**** Exercise data

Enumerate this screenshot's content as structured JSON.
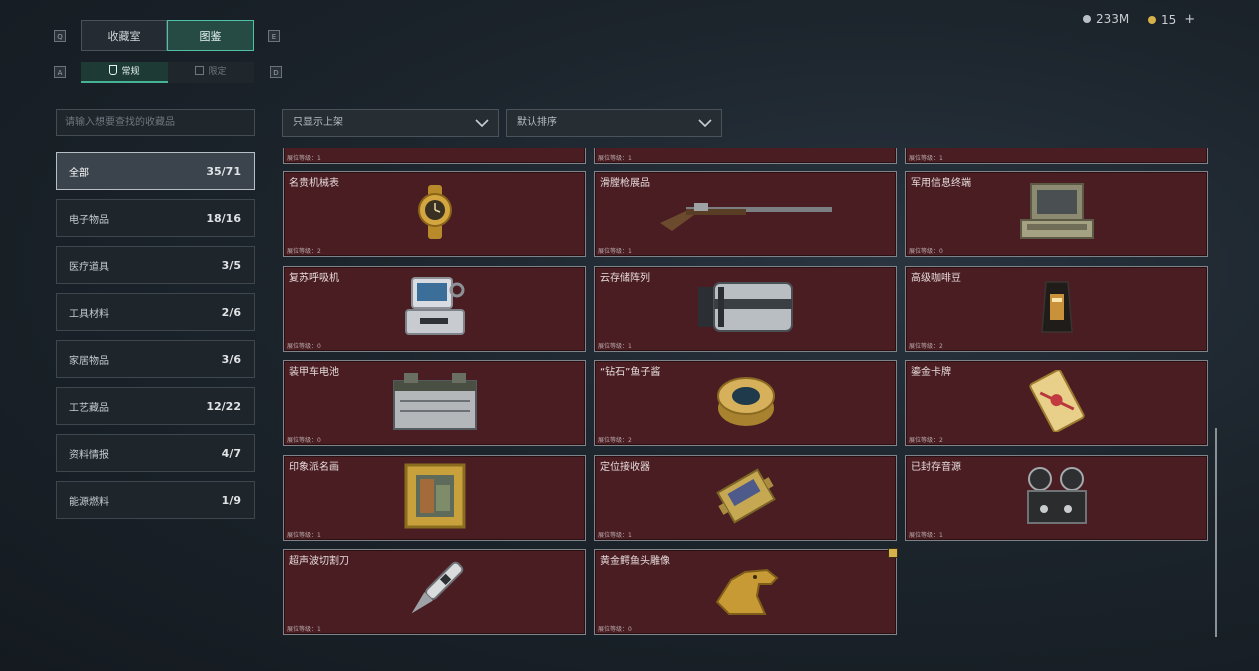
{
  "keys": {
    "q": "Q",
    "e": "E",
    "a": "A",
    "d": "D"
  },
  "tabs": {
    "collection_room": "收藏室",
    "catalog": "图鉴"
  },
  "subtabs": {
    "normal": "常规",
    "limited": "限定"
  },
  "currency": {
    "money": "233M",
    "coins": "15",
    "add": "+"
  },
  "search": {
    "placeholder": "请输入想要查找的收藏品"
  },
  "categories": [
    {
      "label": "全部",
      "count": "35/71",
      "active": true
    },
    {
      "label": "电子物品",
      "count": "18/16"
    },
    {
      "label": "医疗道具",
      "count": "3/5"
    },
    {
      "label": "工具材料",
      "count": "2/6"
    },
    {
      "label": "家居物品",
      "count": "3/6"
    },
    {
      "label": "工艺藏品",
      "count": "12/22"
    },
    {
      "label": "资料情报",
      "count": "4/7"
    },
    {
      "label": "能源燃料",
      "count": "1/9"
    }
  ],
  "filters": {
    "shelf": "只显示上架",
    "sort": "默认排序"
  },
  "partial_row": {
    "levels": [
      "展位等级：1",
      "展位等级：1",
      "展位等级：1"
    ]
  },
  "items": [
    {
      "name": "名贵机械表",
      "level": "展位等级：2",
      "icon": "watch-icon"
    },
    {
      "name": "滑膛枪展品",
      "level": "展位等级：1",
      "icon": "musket-icon"
    },
    {
      "name": "军用信息终端",
      "level": "展位等级：0",
      "icon": "terminal-icon"
    },
    {
      "name": "复苏呼吸机",
      "level": "展位等级：0",
      "icon": "ventilator-icon"
    },
    {
      "name": "云存储阵列",
      "level": "展位等级：1",
      "icon": "storage-array-icon"
    },
    {
      "name": "高级咖啡豆",
      "level": "展位等级：2",
      "icon": "coffee-bag-icon"
    },
    {
      "name": "装甲车电池",
      "level": "展位等级：0",
      "icon": "battery-icon"
    },
    {
      "name": "“钻石”鱼子酱",
      "level": "展位等级：2",
      "icon": "caviar-tin-icon"
    },
    {
      "name": "鎏金卡牌",
      "level": "展位等级：2",
      "icon": "gold-card-icon"
    },
    {
      "name": "印象派名画",
      "level": "展位等级：1",
      "icon": "painting-icon"
    },
    {
      "name": "定位接收器",
      "level": "展位等级：1",
      "icon": "receiver-icon"
    },
    {
      "name": "已封存音源",
      "level": "展位等级：1",
      "icon": "tape-recorder-icon"
    },
    {
      "name": "超声波切割刀",
      "level": "展位等级：1",
      "icon": "cutter-knife-icon"
    },
    {
      "name": "黄金鳄鱼头雕像",
      "level": "展位等级：0",
      "icon": "gold-croc-statue-icon"
    }
  ],
  "colors": {
    "accent": "#4fc1a6",
    "card_bg": "#4a1d22",
    "gold": "#d6b24a"
  }
}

********

What is being asked: Scan the lines for the string "gold". Pick out every line that has it.

Output of the task:
      "icon": "gold-card-icon"
      "icon": "gold-croc-statue-icon"
    "gold": "#d6b24a"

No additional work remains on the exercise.